* [Task details]: Give the entries again, word for word.

■ ■ ■ ■ ■

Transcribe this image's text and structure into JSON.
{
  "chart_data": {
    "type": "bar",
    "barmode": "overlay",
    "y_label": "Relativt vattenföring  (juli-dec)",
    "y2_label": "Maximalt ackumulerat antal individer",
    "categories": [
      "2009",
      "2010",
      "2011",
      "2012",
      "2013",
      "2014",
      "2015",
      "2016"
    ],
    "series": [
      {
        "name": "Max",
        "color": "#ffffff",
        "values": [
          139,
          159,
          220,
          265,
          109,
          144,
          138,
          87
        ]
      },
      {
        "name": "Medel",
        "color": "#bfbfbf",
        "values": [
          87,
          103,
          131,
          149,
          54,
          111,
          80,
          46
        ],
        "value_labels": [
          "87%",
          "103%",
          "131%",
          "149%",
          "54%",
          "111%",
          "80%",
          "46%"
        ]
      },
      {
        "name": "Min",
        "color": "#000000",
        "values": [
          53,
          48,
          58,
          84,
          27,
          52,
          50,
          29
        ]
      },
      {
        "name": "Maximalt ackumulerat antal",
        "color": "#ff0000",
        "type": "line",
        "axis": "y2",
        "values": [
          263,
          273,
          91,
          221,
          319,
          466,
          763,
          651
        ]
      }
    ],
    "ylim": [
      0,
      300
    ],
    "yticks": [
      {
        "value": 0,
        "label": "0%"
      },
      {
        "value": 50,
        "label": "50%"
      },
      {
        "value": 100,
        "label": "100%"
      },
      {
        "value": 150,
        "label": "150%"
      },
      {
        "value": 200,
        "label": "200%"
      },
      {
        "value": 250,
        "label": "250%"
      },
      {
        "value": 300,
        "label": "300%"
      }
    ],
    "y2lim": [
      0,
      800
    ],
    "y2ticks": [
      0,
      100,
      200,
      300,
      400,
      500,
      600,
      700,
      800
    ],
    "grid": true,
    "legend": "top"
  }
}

■ ■ ■ ■ ■

* [Answer in full]:
Transcribe this image's text and structure into JSON.
{
  "chart_data": {
    "type": "bar",
    "barmode": "overlay",
    "y_label": "Relativt vattenföring  (juli-dec)",
    "y2_label": "Maximalt ackumulerat antal individer",
    "categories": [
      "2009",
      "2010",
      "2011",
      "2012",
      "2013",
      "2014",
      "2015",
      "2016"
    ],
    "series": [
      {
        "name": "Max",
        "color": "#ffffff",
        "values": [
          139,
          159,
          220,
          265,
          109,
          144,
          138,
          87
        ]
      },
      {
        "name": "Medel",
        "color": "#bfbfbf",
        "values": [
          87,
          103,
          131,
          149,
          54,
          111,
          80,
          46
        ],
        "value_labels": [
          "87%",
          "103%",
          "131%",
          "149%",
          "54%",
          "111%",
          "80%",
          "46%"
        ]
      },
      {
        "name": "Min",
        "color": "#000000",
        "values": [
          53,
          48,
          58,
          84,
          27,
          52,
          50,
          29
        ]
      },
      {
        "name": "Maximalt ackumulerat antal",
        "color": "#ff0000",
        "type": "line",
        "axis": "y2",
        "values": [
          263,
          273,
          91,
          221,
          319,
          466,
          763,
          651
        ]
      }
    ],
    "ylim": [
      0,
      300
    ],
    "yticks": [
      {
        "value": 0,
        "label": "0%"
      },
      {
        "value": 50,
        "label": "50%"
      },
      {
        "value": 100,
        "label": "100%"
      },
      {
        "value": 150,
        "label": "150%"
      },
      {
        "value": 200,
        "label": "200%"
      },
      {
        "value": 250,
        "label": "250%"
      },
      {
        "value": 300,
        "label": "300%"
      }
    ],
    "y2lim": [
      0,
      800
    ],
    "y2ticks": [
      0,
      100,
      200,
      300,
      400,
      500,
      600,
      700,
      800
    ],
    "grid": true,
    "legend": "top"
  }
}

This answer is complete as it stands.